• What you will do
Copy every line that contains the string "поэзии" from the entries below.

───

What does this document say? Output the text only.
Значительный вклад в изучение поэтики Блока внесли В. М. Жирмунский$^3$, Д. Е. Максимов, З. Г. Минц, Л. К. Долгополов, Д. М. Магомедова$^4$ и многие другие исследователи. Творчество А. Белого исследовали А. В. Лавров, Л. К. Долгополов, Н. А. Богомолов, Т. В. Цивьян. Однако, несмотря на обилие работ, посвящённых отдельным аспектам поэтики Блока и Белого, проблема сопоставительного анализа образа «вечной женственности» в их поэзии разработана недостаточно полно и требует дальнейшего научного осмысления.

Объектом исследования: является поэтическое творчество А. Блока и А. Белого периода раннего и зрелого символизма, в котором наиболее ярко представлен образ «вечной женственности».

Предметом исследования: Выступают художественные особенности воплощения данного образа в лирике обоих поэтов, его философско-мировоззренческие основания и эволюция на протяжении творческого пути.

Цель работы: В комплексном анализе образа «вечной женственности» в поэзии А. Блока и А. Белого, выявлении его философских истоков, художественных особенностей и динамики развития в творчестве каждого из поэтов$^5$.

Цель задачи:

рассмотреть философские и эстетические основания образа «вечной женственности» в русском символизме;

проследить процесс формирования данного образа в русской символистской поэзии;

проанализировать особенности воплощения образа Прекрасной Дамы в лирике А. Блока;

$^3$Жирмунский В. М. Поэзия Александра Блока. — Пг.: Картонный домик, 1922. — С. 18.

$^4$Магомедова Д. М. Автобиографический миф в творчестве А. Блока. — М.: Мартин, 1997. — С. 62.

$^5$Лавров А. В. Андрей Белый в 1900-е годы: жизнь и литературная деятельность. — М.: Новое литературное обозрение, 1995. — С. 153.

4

───

• Output for this task
Значительный вклад в изучение поэтики Блока внесли В. М. Жирмунский$^3$, Д. Е. Максимов, З. Г. Минц, Л. К. Долгополов, Д. М. Магомедова$^4$ и многие другие исследователи. Творчество А. Белого исследовали А. В. Лавров, Л. К. Долгополов, Н. А. Богомолов, Т. В. Цивьян. Однако, несмотря на обилие работ, посвящённых отдельным аспектам поэтики Блока и Белого, проблема сопоставительного анализа образа «вечной женственности» в их поэзии разработана недостаточно полно и требует дальнейшего научного осмысления.
Цель работы: В комплексном анализе образа «вечной женственности» в поэзии А. Блока и А. Белого, выявлении его философских истоков, художественных особенностей и динамики развития в творчестве каждого из поэтов$^5$.
проследить процесс формирования данного образа в русской символистской поэзии;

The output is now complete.